--- Begin Provided data ---

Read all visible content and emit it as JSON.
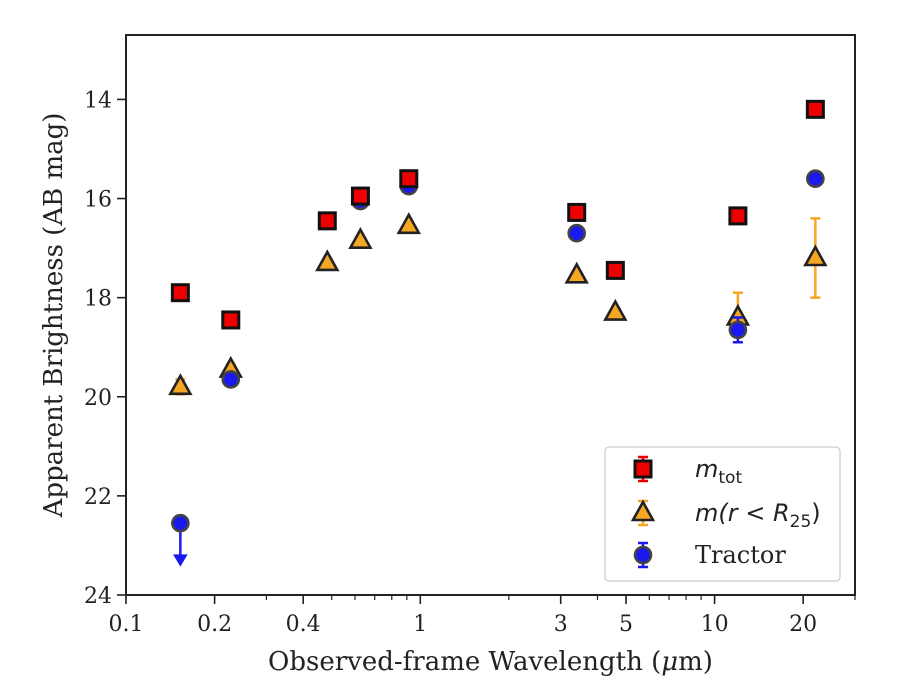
{
  "chart_data": {
    "type": "scatter",
    "xscale": "log",
    "xlabel_text": "Observed-frame Wavelength (",
    "xlabel_mu": "μ",
    "xlabel_unit": "m)",
    "ylabel": "Apparent Brightness (AB mag)",
    "xlim": [
      0.1,
      30
    ],
    "ylim": [
      24,
      12.7
    ],
    "y_inverted": true,
    "xticks": [
      0.1,
      0.2,
      0.4,
      1,
      3,
      5,
      10,
      20
    ],
    "xtick_labels": [
      "0.1",
      "0.2",
      "0.4",
      "1",
      "3",
      "5",
      "10",
      "20"
    ],
    "yticks": [
      14,
      16,
      18,
      20,
      22,
      24
    ],
    "ytick_labels": [
      "14",
      "16",
      "18",
      "20",
      "22",
      "24"
    ],
    "legend_position": "lower-right",
    "series": [
      {
        "key": "mtot",
        "label_main": "m",
        "label_sub": "tot",
        "marker": "square",
        "color": "#ee0000",
        "edge": "#111111",
        "points": [
          {
            "x": 0.153,
            "y": 17.9,
            "err": 0.1
          },
          {
            "x": 0.227,
            "y": 18.45,
            "err": 0.1
          },
          {
            "x": 0.483,
            "y": 16.45,
            "err": 0.08
          },
          {
            "x": 0.626,
            "y": 15.95,
            "err": 0.1
          },
          {
            "x": 0.914,
            "y": 15.6,
            "err": 0.1
          },
          {
            "x": 3.4,
            "y": 16.28,
            "err": 0.05
          },
          {
            "x": 4.6,
            "y": 17.45,
            "err": 0.08
          },
          {
            "x": 12.0,
            "y": 16.35,
            "err": 0.05
          },
          {
            "x": 22.0,
            "y": 14.2,
            "err": 0.05
          }
        ]
      },
      {
        "key": "mr25",
        "label_main": "m(r < R",
        "label_sub": "25",
        "label_end": ")",
        "marker": "triangle",
        "color": "#f5a623",
        "edge": "#222222",
        "points": [
          {
            "x": 0.153,
            "y": 19.8,
            "err": 0.15
          },
          {
            "x": 0.227,
            "y": 19.45,
            "err": 0.1
          },
          {
            "x": 0.483,
            "y": 17.3,
            "err": 0.05
          },
          {
            "x": 0.626,
            "y": 16.85,
            "err": 0.05
          },
          {
            "x": 0.914,
            "y": 16.55,
            "err": 0.05
          },
          {
            "x": 3.4,
            "y": 17.55,
            "err": 0.05
          },
          {
            "x": 4.6,
            "y": 18.3,
            "err": 0.05
          },
          {
            "x": 12.0,
            "y": 18.4,
            "err": 0.5
          },
          {
            "x": 22.0,
            "y": 17.2,
            "err": 0.8
          }
        ]
      },
      {
        "key": "tractor",
        "label_main": "Tractor",
        "marker": "circle",
        "color": "#1a1aee",
        "edge": "#444444",
        "points": [
          {
            "x": 0.153,
            "y": 22.55,
            "upper_limit": true
          },
          {
            "x": 0.227,
            "y": 19.65,
            "err": 0.05
          },
          {
            "x": 0.483,
            "y": 16.45,
            "err": 0.05
          },
          {
            "x": 0.626,
            "y": 16.05,
            "err": 0.05
          },
          {
            "x": 0.914,
            "y": 15.75,
            "err": 0.05
          },
          {
            "x": 3.4,
            "y": 16.7,
            "err": 0.05
          },
          {
            "x": 4.6,
            "y": 17.45,
            "err": 0.05
          },
          {
            "x": 12.0,
            "y": 18.65,
            "err": 0.25
          },
          {
            "x": 22.0,
            "y": 15.6,
            "err": 0.05
          }
        ]
      }
    ]
  }
}
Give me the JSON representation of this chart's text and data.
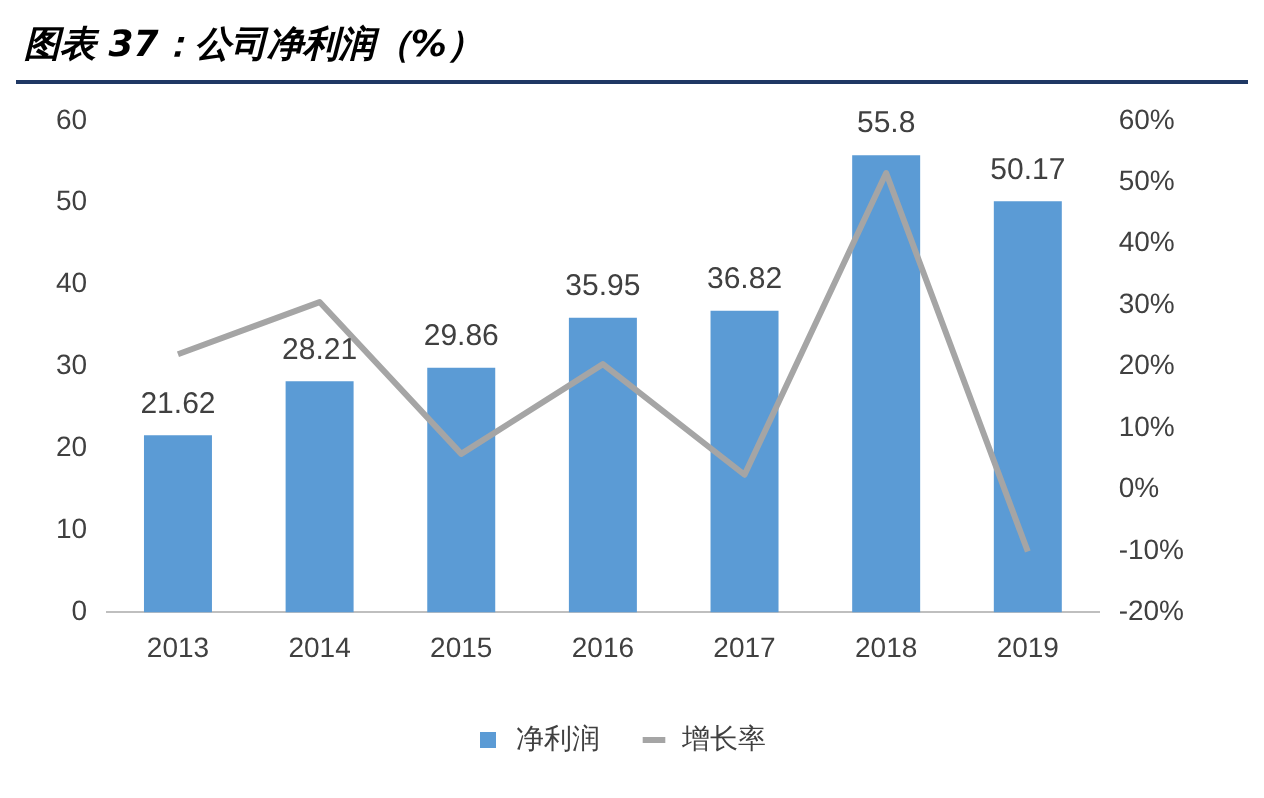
{
  "chart_data": {
    "type": "bar",
    "title": "图表 37：公司净利润（%）",
    "categories": [
      "2013",
      "2014",
      "2015",
      "2016",
      "2017",
      "2018",
      "2019"
    ],
    "series": [
      {
        "name": "净利润",
        "color": "#5b9bd5",
        "values": [
          21.62,
          28.21,
          29.86,
          35.95,
          36.82,
          55.8,
          50.17
        ],
        "value_labels": [
          "21.62",
          "28.21",
          "29.86",
          "35.95",
          "36.82",
          "55.8",
          "50.17"
        ]
      },
      {
        "name": "增长率",
        "type": "line",
        "axis": "y2",
        "color": "#a5a5a5",
        "values": [
          22,
          30.5,
          5.8,
          20.4,
          2.4,
          51.5,
          -10.1
        ]
      }
    ],
    "ylim": [
      0,
      60
    ],
    "yticks": [
      0,
      10,
      20,
      30,
      40,
      50,
      60
    ],
    "y2lim": [
      -20,
      60
    ],
    "y2ticks": [
      {
        "value": -20,
        "label": "-20%"
      },
      {
        "value": -10,
        "label": "-10%"
      },
      {
        "value": 0,
        "label": "0%"
      },
      {
        "value": 10,
        "label": "10%"
      },
      {
        "value": 20,
        "label": "20%"
      },
      {
        "value": 30,
        "label": "30%"
      },
      {
        "value": 40,
        "label": "40%"
      },
      {
        "value": 50,
        "label": "50%"
      },
      {
        "value": 60,
        "label": "60%"
      }
    ],
    "legend": "bottom",
    "marker": "none",
    "line_style": "solid"
  }
}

--- End Provided data ---

Set problem = Scan the lines for the string "color". Copy out each line that matches.

Exercise response =
        "color": "#ee0000",
        "color": "#f5a623",
        "color": "#1a1aee",
        "color": "#5b9bd5",
        "color": "#a5a5a5",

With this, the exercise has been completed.